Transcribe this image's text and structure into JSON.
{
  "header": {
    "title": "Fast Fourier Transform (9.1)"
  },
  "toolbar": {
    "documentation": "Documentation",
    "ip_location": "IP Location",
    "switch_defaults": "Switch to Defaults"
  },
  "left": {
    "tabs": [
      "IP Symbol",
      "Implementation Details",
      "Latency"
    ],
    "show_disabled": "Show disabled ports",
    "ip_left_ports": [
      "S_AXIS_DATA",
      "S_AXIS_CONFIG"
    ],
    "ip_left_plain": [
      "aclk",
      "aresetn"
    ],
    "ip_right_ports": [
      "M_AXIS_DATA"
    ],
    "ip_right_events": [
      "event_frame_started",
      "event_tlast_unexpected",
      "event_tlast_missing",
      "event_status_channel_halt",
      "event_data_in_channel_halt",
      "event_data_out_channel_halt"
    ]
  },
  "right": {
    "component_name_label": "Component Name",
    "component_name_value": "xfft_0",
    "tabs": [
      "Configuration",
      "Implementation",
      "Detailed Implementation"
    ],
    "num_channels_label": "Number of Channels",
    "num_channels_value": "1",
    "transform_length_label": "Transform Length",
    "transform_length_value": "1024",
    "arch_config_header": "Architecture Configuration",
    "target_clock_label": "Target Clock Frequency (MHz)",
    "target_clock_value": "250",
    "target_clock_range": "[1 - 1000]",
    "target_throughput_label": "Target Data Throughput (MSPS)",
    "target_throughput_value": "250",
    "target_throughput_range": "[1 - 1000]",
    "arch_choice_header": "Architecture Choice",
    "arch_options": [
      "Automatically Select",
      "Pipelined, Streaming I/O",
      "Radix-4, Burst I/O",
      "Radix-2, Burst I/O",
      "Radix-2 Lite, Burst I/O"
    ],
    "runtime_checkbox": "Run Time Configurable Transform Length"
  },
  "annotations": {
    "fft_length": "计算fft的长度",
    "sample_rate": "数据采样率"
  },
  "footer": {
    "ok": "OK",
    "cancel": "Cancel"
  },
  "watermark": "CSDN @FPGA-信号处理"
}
# # # #
§ **Your goal**:
Answer with one number: how many lines in the listing hold "Radix".

§ **Task response**:
3